* begin Records for this exercise *
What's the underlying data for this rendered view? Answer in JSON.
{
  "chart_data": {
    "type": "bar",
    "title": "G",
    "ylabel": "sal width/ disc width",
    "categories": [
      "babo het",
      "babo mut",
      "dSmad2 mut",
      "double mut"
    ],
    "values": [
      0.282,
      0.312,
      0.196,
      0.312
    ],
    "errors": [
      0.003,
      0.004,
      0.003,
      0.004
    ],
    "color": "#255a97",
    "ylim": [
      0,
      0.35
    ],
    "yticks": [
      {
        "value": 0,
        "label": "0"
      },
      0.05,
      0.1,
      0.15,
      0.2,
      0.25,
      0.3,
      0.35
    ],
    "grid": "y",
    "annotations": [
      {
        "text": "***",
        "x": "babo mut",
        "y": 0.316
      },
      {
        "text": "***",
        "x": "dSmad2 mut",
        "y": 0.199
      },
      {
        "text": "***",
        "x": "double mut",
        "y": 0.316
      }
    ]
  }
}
* end Records for this exercise *
* **Work to complete**
Transcribe each entry precisely, missing none.

* **Complete response**
What's the underlying data for this rendered view? Answer in JSON.
{
  "chart_data": {
    "type": "bar",
    "title": "G",
    "ylabel": "sal width/ disc width",
    "categories": [
      "babo het",
      "babo mut",
      "dSmad2 mut",
      "double mut"
    ],
    "values": [
      0.282,
      0.312,
      0.196,
      0.312
    ],
    "errors": [
      0.003,
      0.004,
      0.003,
      0.004
    ],
    "color": "#255a97",
    "ylim": [
      0,
      0.35
    ],
    "yticks": [
      {
        "value": 0,
        "label": "0"
      },
      0.05,
      0.1,
      0.15,
      0.2,
      0.25,
      0.3,
      0.35
    ],
    "grid": "y",
    "annotations": [
      {
        "text": "***",
        "x": "babo mut",
        "y": 0.316
      },
      {
        "text": "***",
        "x": "dSmad2 mut",
        "y": 0.199
      },
      {
        "text": "***",
        "x": "double mut",
        "y": 0.316
      }
    ]
  }
}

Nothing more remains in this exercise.